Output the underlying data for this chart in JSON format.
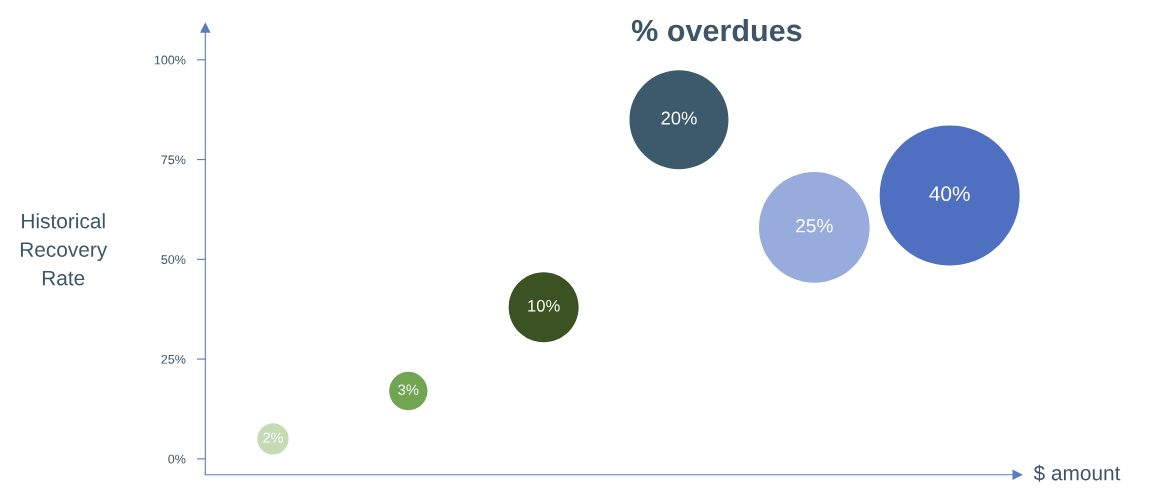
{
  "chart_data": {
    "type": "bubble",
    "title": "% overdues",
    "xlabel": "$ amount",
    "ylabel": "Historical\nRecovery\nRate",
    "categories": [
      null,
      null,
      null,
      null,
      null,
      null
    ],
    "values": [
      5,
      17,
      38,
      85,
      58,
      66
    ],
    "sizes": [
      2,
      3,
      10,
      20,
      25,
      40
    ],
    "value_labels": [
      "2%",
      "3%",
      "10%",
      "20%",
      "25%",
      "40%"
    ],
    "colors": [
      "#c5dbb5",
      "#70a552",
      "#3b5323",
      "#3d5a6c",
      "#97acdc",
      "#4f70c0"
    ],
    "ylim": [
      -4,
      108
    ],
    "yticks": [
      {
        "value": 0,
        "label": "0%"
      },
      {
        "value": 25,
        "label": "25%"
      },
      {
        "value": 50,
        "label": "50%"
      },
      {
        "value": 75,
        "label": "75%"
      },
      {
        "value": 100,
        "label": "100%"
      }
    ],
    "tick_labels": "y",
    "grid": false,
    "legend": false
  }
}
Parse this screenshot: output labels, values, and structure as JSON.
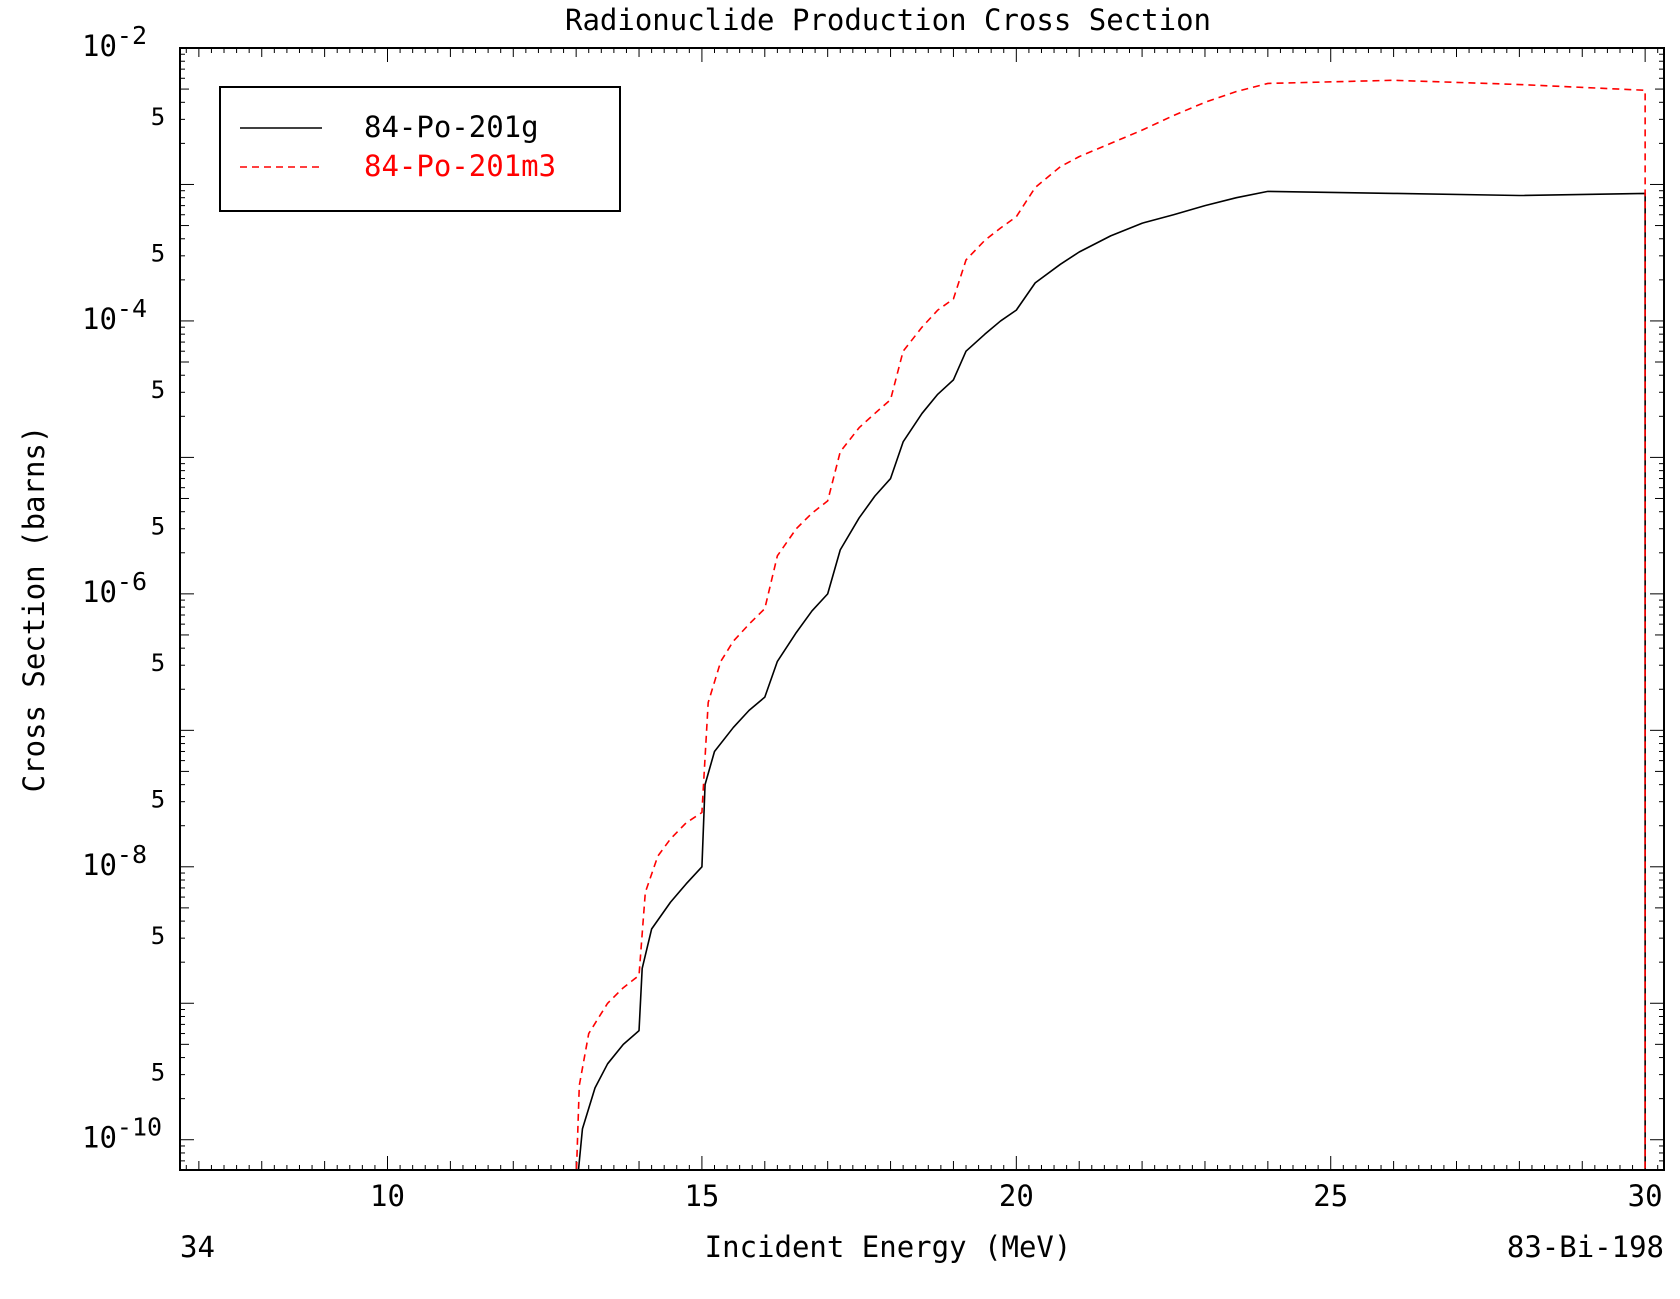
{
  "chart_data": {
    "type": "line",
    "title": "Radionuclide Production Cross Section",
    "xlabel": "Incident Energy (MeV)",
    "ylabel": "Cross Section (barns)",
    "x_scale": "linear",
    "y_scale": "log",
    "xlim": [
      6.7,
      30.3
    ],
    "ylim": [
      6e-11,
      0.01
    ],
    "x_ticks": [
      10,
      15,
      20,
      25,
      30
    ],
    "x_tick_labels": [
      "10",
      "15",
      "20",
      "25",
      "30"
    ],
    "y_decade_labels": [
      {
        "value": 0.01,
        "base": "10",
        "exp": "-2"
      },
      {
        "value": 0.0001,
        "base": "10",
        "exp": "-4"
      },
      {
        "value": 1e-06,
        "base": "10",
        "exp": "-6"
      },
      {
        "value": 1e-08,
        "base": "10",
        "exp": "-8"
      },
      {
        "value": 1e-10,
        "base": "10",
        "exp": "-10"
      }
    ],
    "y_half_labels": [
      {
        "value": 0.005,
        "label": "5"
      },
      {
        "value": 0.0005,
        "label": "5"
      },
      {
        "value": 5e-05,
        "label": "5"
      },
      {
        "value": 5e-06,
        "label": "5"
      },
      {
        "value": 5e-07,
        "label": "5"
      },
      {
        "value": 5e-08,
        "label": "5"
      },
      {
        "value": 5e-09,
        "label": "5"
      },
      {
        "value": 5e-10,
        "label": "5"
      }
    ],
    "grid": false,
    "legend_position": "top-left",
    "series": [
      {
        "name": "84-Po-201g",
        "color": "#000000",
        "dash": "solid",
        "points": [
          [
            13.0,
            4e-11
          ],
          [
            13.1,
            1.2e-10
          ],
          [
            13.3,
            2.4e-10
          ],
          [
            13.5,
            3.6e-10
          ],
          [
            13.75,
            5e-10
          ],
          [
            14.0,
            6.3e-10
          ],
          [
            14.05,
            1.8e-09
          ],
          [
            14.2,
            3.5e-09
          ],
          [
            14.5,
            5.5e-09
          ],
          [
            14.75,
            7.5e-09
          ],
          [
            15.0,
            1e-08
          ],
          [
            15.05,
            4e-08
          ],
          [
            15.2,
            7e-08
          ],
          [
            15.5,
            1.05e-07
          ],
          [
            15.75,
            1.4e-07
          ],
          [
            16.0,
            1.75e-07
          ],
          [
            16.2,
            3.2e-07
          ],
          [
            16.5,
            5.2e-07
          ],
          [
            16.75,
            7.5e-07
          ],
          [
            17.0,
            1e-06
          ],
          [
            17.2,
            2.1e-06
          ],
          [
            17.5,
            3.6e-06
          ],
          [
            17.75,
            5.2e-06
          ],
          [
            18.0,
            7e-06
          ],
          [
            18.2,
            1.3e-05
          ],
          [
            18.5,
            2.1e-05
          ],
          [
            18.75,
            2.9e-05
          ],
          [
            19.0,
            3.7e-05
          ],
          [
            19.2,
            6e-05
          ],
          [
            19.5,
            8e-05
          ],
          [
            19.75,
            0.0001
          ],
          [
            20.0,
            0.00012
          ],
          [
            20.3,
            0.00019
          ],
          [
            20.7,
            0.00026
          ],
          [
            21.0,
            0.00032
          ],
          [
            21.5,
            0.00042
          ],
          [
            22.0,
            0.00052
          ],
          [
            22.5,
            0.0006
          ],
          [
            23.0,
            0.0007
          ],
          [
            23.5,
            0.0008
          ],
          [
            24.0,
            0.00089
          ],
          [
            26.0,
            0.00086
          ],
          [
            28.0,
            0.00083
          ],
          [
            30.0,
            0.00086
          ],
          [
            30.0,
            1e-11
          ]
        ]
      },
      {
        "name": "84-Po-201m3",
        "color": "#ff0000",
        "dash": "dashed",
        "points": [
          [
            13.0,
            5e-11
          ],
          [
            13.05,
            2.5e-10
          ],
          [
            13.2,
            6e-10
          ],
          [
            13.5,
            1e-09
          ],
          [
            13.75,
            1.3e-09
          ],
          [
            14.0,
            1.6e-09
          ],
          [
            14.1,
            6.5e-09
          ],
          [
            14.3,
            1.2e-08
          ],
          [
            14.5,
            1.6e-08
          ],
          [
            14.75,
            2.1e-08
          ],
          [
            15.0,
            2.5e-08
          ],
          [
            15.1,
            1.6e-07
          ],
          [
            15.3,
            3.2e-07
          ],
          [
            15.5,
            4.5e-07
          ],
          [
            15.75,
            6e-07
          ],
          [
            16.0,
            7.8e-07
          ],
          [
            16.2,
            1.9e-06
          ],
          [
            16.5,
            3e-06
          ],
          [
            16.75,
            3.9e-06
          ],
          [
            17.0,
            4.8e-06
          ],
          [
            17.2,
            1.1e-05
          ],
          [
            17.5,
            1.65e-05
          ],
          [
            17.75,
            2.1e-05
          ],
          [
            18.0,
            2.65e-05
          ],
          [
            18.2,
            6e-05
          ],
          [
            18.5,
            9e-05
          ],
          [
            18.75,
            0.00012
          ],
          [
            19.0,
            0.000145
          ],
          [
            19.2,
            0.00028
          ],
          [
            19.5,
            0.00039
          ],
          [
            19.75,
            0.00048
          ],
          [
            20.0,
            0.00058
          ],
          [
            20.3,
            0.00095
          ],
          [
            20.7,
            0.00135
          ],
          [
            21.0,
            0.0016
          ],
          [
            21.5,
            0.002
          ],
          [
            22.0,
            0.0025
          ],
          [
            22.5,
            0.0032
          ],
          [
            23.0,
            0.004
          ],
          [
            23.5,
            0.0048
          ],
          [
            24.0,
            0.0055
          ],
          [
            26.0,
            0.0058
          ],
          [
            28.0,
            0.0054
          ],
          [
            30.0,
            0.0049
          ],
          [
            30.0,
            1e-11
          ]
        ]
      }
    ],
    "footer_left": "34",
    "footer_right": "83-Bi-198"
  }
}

————

### Do this
Repeat the records above exactly, omitting every picture.

### Response to the exercise
Output the underlying data for this chart in JSON format.
{
  "chart_data": {
    "type": "bubble",
    "title": "% overdues",
    "xlabel": "$ amount",
    "ylabel": "Historical\nRecovery\nRate",
    "categories": [
      null,
      null,
      null,
      null,
      null,
      null
    ],
    "values": [
      5,
      17,
      38,
      85,
      58,
      66
    ],
    "sizes": [
      2,
      3,
      10,
      20,
      25,
      40
    ],
    "value_labels": [
      "2%",
      "3%",
      "10%",
      "20%",
      "25%",
      "40%"
    ],
    "colors": [
      "#c5dbb5",
      "#70a552",
      "#3b5323",
      "#3d5a6c",
      "#97acdc",
      "#4f70c0"
    ],
    "ylim": [
      -4,
      108
    ],
    "yticks": [
      {
        "value": 0,
        "label": "0%"
      },
      {
        "value": 25,
        "label": "25%"
      },
      {
        "value": 50,
        "label": "50%"
      },
      {
        "value": 75,
        "label": "75%"
      },
      {
        "value": 100,
        "label": "100%"
      }
    ],
    "tick_labels": "y",
    "grid": false,
    "legend": false
  }
}
Parse this screenshot: output labels, values, and structure as JSON.
{
  "chart_data": {
    "type": "line",
    "title": "Radionuclide Production Cross Section",
    "xlabel": "Incident Energy (MeV)",
    "ylabel": "Cross Section (barns)",
    "x_scale": "linear",
    "y_scale": "log",
    "xlim": [
      6.7,
      30.3
    ],
    "ylim": [
      6e-11,
      0.01
    ],
    "x_ticks": [
      10,
      15,
      20,
      25,
      30
    ],
    "x_tick_labels": [
      "10",
      "15",
      "20",
      "25",
      "30"
    ],
    "y_decade_labels": [
      {
        "value": 0.01,
        "base": "10",
        "exp": "-2"
      },
      {
        "value": 0.0001,
        "base": "10",
        "exp": "-4"
      },
      {
        "value": 1e-06,
        "base": "10",
        "exp": "-6"
      },
      {
        "value": 1e-08,
        "base": "10",
        "exp": "-8"
      },
      {
        "value": 1e-10,
        "base": "10",
        "exp": "-10"
      }
    ],
    "y_half_labels": [
      {
        "value": 0.005,
        "label": "5"
      },
      {
        "value": 0.0005,
        "label": "5"
      },
      {
        "value": 5e-05,
        "label": "5"
      },
      {
        "value": 5e-06,
        "label": "5"
      },
      {
        "value": 5e-07,
        "label": "5"
      },
      {
        "value": 5e-08,
        "label": "5"
      },
      {
        "value": 5e-09,
        "label": "5"
      },
      {
        "value": 5e-10,
        "label": "5"
      }
    ],
    "grid": false,
    "legend_position": "top-left",
    "series": [
      {
        "name": "84-Po-201g",
        "color": "#000000",
        "dash": "solid",
        "points": [
          [
            13.0,
            4e-11
          ],
          [
            13.1,
            1.2e-10
          ],
          [
            13.3,
            2.4e-10
          ],
          [
            13.5,
            3.6e-10
          ],
          [
            13.75,
            5e-10
          ],
          [
            14.0,
            6.3e-10
          ],
          [
            14.05,
            1.8e-09
          ],
          [
            14.2,
            3.5e-09
          ],
          [
            14.5,
            5.5e-09
          ],
          [
            14.75,
            7.5e-09
          ],
          [
            15.0,
            1e-08
          ],
          [
            15.05,
            4e-08
          ],
          [
            15.2,
            7e-08
          ],
          [
            15.5,
            1.05e-07
          ],
          [
            15.75,
            1.4e-07
          ],
          [
            16.0,
            1.75e-07
          ],
          [
            16.2,
            3.2e-07
          ],
          [
            16.5,
            5.2e-07
          ],
          [
            16.75,
            7.5e-07
          ],
          [
            17.0,
            1e-06
          ],
          [
            17.2,
            2.1e-06
          ],
          [
            17.5,
            3.6e-06
          ],
          [
            17.75,
            5.2e-06
          ],
          [
            18.0,
            7e-06
          ],
          [
            18.2,
            1.3e-05
          ],
          [
            18.5,
            2.1e-05
          ],
          [
            18.75,
            2.9e-05
          ],
          [
            19.0,
            3.7e-05
          ],
          [
            19.2,
            6e-05
          ],
          [
            19.5,
            8e-05
          ],
          [
            19.75,
            0.0001
          ],
          [
            20.0,
            0.00012
          ],
          [
            20.3,
            0.00019
          ],
          [
            20.7,
            0.00026
          ],
          [
            21.0,
            0.00032
          ],
          [
            21.5,
            0.00042
          ],
          [
            22.0,
            0.00052
          ],
          [
            22.5,
            0.0006
          ],
          [
            23.0,
            0.0007
          ],
          [
            23.5,
            0.0008
          ],
          [
            24.0,
            0.00089
          ],
          [
            26.0,
            0.00086
          ],
          [
            28.0,
            0.00083
          ],
          [
            30.0,
            0.00086
          ],
          [
            30.0,
            1e-11
          ]
        ]
      },
      {
        "name": "84-Po-201m3",
        "color": "#ff0000",
        "dash": "dashed",
        "points": [
          [
            13.0,
            5e-11
          ],
          [
            13.05,
            2.5e-10
          ],
          [
            13.2,
            6e-10
          ],
          [
            13.5,
            1e-09
          ],
          [
            13.75,
            1.3e-09
          ],
          [
            14.0,
            1.6e-09
          ],
          [
            14.1,
            6.5e-09
          ],
          [
            14.3,
            1.2e-08
          ],
          [
            14.5,
            1.6e-08
          ],
          [
            14.75,
            2.1e-08
          ],
          [
            15.0,
            2.5e-08
          ],
          [
            15.1,
            1.6e-07
          ],
          [
            15.3,
            3.2e-07
          ],
          [
            15.5,
            4.5e-07
          ],
          [
            15.75,
            6e-07
          ],
          [
            16.0,
            7.8e-07
          ],
          [
            16.2,
            1.9e-06
          ],
          [
            16.5,
            3e-06
          ],
          [
            16.75,
            3.9e-06
          ],
          [
            17.0,
            4.8e-06
          ],
          [
            17.2,
            1.1e-05
          ],
          [
            17.5,
            1.65e-05
          ],
          [
            17.75,
            2.1e-05
          ],
          [
            18.0,
            2.65e-05
          ],
          [
            18.2,
            6e-05
          ],
          [
            18.5,
            9e-05
          ],
          [
            18.75,
            0.00012
          ],
          [
            19.0,
            0.000145
          ],
          [
            19.2,
            0.00028
          ],
          [
            19.5,
            0.00039
          ],
          [
            19.75,
            0.00048
          ],
          [
            20.0,
            0.00058
          ],
          [
            20.3,
            0.00095
          ],
          [
            20.7,
            0.00135
          ],
          [
            21.0,
            0.0016
          ],
          [
            21.5,
            0.002
          ],
          [
            22.0,
            0.0025
          ],
          [
            22.5,
            0.0032
          ],
          [
            23.0,
            0.004
          ],
          [
            23.5,
            0.0048
          ],
          [
            24.0,
            0.0055
          ],
          [
            26.0,
            0.0058
          ],
          [
            28.0,
            0.0054
          ],
          [
            30.0,
            0.0049
          ],
          [
            30.0,
            1e-11
          ]
        ]
      }
    ],
    "footer_left": "34",
    "footer_right": "83-Bi-198"
  }
}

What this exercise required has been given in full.